SHORT PROBLEM -
Reproduce the entries below in full, word for word.

Records from a dataset -
=====
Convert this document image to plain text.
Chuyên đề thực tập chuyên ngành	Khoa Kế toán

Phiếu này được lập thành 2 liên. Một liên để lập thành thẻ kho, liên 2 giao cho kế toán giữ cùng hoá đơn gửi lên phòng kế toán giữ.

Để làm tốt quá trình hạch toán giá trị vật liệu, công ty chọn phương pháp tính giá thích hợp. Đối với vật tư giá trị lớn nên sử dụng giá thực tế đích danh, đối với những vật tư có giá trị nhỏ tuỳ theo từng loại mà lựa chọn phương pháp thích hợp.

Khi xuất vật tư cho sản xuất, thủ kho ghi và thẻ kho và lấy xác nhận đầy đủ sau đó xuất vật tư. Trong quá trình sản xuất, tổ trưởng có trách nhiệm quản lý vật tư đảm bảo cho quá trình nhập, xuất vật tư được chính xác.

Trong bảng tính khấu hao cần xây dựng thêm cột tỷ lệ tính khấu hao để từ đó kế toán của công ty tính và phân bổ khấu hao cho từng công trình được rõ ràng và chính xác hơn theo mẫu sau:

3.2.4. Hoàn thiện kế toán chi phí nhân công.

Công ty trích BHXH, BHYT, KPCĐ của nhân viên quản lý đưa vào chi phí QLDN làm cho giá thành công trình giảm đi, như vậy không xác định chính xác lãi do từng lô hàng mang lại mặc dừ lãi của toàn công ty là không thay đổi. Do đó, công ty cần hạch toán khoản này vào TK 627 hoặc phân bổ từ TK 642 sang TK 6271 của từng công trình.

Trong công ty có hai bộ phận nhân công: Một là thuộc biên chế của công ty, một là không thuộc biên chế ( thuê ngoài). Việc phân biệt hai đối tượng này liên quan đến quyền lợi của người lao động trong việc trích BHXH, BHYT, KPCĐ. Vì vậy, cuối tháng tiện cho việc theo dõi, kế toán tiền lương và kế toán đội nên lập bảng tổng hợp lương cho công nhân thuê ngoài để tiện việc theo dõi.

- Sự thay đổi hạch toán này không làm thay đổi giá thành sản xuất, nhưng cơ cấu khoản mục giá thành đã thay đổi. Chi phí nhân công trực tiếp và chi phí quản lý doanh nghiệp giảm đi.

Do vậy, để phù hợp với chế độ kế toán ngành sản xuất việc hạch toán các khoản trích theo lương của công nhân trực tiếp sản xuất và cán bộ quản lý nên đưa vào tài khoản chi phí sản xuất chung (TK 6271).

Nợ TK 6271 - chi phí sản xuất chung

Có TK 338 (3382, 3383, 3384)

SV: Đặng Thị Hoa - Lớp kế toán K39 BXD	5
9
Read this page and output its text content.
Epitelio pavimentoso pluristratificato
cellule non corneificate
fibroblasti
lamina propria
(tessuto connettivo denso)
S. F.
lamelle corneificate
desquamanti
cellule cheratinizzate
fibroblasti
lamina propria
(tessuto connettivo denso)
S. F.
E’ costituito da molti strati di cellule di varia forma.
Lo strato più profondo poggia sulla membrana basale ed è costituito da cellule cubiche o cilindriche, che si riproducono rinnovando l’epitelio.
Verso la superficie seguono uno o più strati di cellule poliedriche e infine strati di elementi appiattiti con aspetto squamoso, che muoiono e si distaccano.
=====
REPLY -
Convert this document image to plain text.
Chuyên đề thực tập chuyên ngành	Khoa Kế toán

Phiếu này được lập thành 2 liên. Một liên để lập thành thẻ kho, liên 2 giao cho kế toán giữ cùng hoá đơn gửi lên phòng kế toán giữ.

Để làm tốt quá trình hạch toán giá trị vật liệu, công ty chọn phương pháp tính giá thích hợp. Đối với vật tư giá trị lớn nên sử dụng giá thực tế đích danh, đối với những vật tư có giá trị nhỏ tuỳ theo từng loại mà lựa chọn phương pháp thích hợp.

Khi xuất vật tư cho sản xuất, thủ kho ghi và thẻ kho và lấy xác nhận đầy đủ sau đó xuất vật tư. Trong quá trình sản xuất, tổ trưởng có trách nhiệm quản lý vật tư đảm bảo cho quá trình nhập, xuất vật tư được chính xác.

Trong bảng tính khấu hao cần xây dựng thêm cột tỷ lệ tính khấu hao để từ đó kế toán của công ty tính và phân bổ khấu hao cho từng công trình được rõ ràng và chính xác hơn theo mẫu sau:

3.2.4. Hoàn thiện kế toán chi phí nhân công.

Công ty trích BHXH, BHYT, KPCĐ của nhân viên quản lý đưa vào chi phí QLDN làm cho giá thành công trình giảm đi, như vậy không xác định chính xác lãi do từng lô hàng mang lại mặc dừ lãi của toàn công ty là không thay đổi. Do đó, công ty cần hạch toán khoản này vào TK 627 hoặc phân bổ từ TK 642 sang TK 6271 của từng công trình.

Trong công ty có hai bộ phận nhân công: Một là thuộc biên chế của công ty, một là không thuộc biên chế ( thuê ngoài). Việc phân biệt hai đối tượng này liên quan đến quyền lợi của người lao động trong việc trích BHXH, BHYT, KPCĐ. Vì vậy, cuối tháng tiện cho việc theo dõi, kế toán tiền lương và kế toán đội nên lập bảng tổng hợp lương cho công nhân thuê ngoài để tiện việc theo dõi.

- Sự thay đổi hạch toán này không làm thay đổi giá thành sản xuất, nhưng cơ cấu khoản mục giá thành đã thay đổi. Chi phí nhân công trực tiếp và chi phí quản lý doanh nghiệp giảm đi.

Do vậy, để phù hợp với chế độ kế toán ngành sản xuất việc hạch toán các khoản trích theo lương của công nhân trực tiếp sản xuất và cán bộ quản lý nên đưa vào tài khoản chi phí sản xuất chung (TK 6271).

Nợ TK 6271 - chi phí sản xuất chung

Có TK 338 (3382, 3383, 3384)

SV: Đặng Thị Hoa - Lớp kế toán K39 BXD	5
9
Read this page and output its text content.
Epitelio pavimentoso pluristratificato
cellule non corneificate
fibroblasti
lamina propria
(tessuto connettivo denso)
S. F.
lamelle corneificate
desquamanti
cellule cheratinizzate
fibroblasti
lamina propria
(tessuto connettivo denso)
S. F.
E’ costituito da molti strati di cellule di varia forma.
Lo strato più profondo poggia sulla membrana basale ed è costituito da cellule cubiche o cilindriche, che si riproducono rinnovando l’epitelio.
Verso la superficie seguono uno o più strati di cellule poliedriche e infine strati di elementi appiattiti con aspetto squamoso, che muoiono e si distaccano.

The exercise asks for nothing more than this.